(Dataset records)
· · · ·

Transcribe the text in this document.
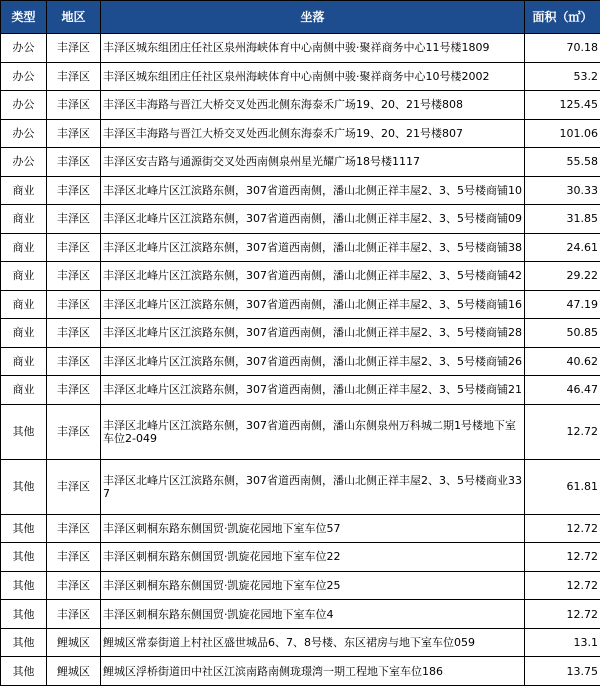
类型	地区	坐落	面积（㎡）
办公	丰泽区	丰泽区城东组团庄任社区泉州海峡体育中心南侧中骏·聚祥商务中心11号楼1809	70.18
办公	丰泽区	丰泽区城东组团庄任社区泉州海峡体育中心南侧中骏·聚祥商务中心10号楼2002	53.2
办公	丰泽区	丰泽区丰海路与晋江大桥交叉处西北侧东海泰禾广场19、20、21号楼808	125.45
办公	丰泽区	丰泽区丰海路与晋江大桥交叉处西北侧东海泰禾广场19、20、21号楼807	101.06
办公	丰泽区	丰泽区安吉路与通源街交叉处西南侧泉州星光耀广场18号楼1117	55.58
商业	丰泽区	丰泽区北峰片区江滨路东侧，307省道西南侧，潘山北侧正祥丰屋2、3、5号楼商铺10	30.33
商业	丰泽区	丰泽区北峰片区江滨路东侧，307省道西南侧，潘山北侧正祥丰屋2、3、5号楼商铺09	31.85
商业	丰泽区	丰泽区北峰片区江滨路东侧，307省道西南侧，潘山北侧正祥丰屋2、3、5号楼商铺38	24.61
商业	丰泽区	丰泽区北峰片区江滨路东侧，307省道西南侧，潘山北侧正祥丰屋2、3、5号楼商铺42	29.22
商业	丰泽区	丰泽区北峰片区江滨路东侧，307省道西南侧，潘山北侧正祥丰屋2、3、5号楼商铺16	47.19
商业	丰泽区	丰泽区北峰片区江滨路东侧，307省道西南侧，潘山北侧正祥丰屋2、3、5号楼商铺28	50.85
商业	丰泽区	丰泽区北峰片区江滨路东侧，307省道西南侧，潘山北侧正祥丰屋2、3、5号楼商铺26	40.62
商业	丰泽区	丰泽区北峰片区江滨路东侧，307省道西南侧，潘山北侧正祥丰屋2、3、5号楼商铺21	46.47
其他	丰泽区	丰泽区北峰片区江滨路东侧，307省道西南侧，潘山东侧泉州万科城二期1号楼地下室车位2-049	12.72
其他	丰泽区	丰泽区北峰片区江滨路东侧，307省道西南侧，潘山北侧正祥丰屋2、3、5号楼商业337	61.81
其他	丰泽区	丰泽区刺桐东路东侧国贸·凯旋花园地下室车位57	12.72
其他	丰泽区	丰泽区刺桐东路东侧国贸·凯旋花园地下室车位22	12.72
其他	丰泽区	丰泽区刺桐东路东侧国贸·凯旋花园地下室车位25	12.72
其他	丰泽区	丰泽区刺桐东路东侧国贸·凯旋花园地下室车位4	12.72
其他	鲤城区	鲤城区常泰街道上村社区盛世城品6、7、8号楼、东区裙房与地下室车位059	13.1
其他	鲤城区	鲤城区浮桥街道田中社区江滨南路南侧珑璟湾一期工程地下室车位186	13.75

· · · ·

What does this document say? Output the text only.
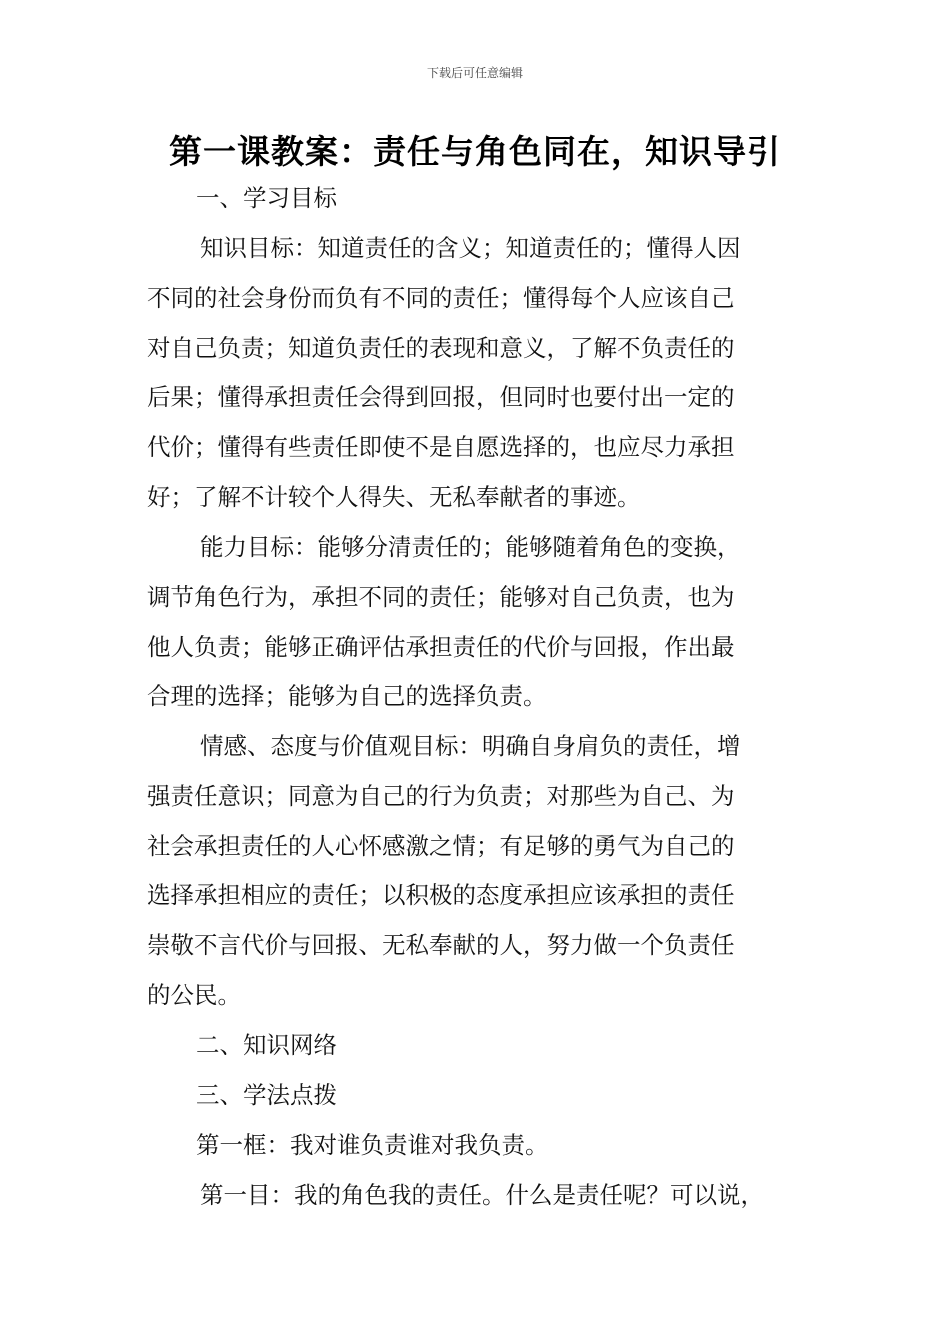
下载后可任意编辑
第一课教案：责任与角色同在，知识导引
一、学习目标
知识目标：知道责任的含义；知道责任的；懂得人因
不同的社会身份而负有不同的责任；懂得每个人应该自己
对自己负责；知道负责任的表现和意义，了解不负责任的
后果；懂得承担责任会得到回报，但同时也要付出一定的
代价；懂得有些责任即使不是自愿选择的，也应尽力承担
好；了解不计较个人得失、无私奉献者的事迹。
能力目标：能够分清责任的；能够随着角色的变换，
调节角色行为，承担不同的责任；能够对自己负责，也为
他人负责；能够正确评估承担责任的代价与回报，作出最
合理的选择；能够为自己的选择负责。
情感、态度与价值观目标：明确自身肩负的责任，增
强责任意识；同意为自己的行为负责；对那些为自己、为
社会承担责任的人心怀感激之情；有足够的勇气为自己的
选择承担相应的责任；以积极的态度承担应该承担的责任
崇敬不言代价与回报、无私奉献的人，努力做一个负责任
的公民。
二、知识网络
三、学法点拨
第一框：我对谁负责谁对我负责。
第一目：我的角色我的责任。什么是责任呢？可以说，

· · · ·

■ **To be done**
Pull every line containing "丰泽区北峰片区江滨路东侧" from the data.

■ **Full response**
商业	丰泽区	丰泽区北峰片区江滨路东侧，307省道西南侧，潘山北侧正祥丰屋2、3、5号楼商铺10	30.33
商业	丰泽区	丰泽区北峰片区江滨路东侧，307省道西南侧，潘山北侧正祥丰屋2、3、5号楼商铺09	31.85
商业	丰泽区	丰泽区北峰片区江滨路东侧，307省道西南侧，潘山北侧正祥丰屋2、3、5号楼商铺38	24.61
商业	丰泽区	丰泽区北峰片区江滨路东侧，307省道西南侧，潘山北侧正祥丰屋2、3、5号楼商铺42	29.22
商业	丰泽区	丰泽区北峰片区江滨路东侧，307省道西南侧，潘山北侧正祥丰屋2、3、5号楼商铺16	47.19
商业	丰泽区	丰泽区北峰片区江滨路东侧，307省道西南侧，潘山北侧正祥丰屋2、3、5号楼商铺28	50.85
商业	丰泽区	丰泽区北峰片区江滨路东侧，307省道西南侧，潘山北侧正祥丰屋2、3、5号楼商铺26	40.62
商业	丰泽区	丰泽区北峰片区江滨路东侧，307省道西南侧，潘山北侧正祥丰屋2、3、5号楼商铺21	46.47
其他	丰泽区	丰泽区北峰片区江滨路东侧，307省道西南侧，潘山东侧泉州万科城二期1号楼地下室车位2-049	12.72
其他	丰泽区	丰泽区北峰片区江滨路东侧，307省道西南侧，潘山北侧正祥丰屋2、3、5号楼商业337	61.81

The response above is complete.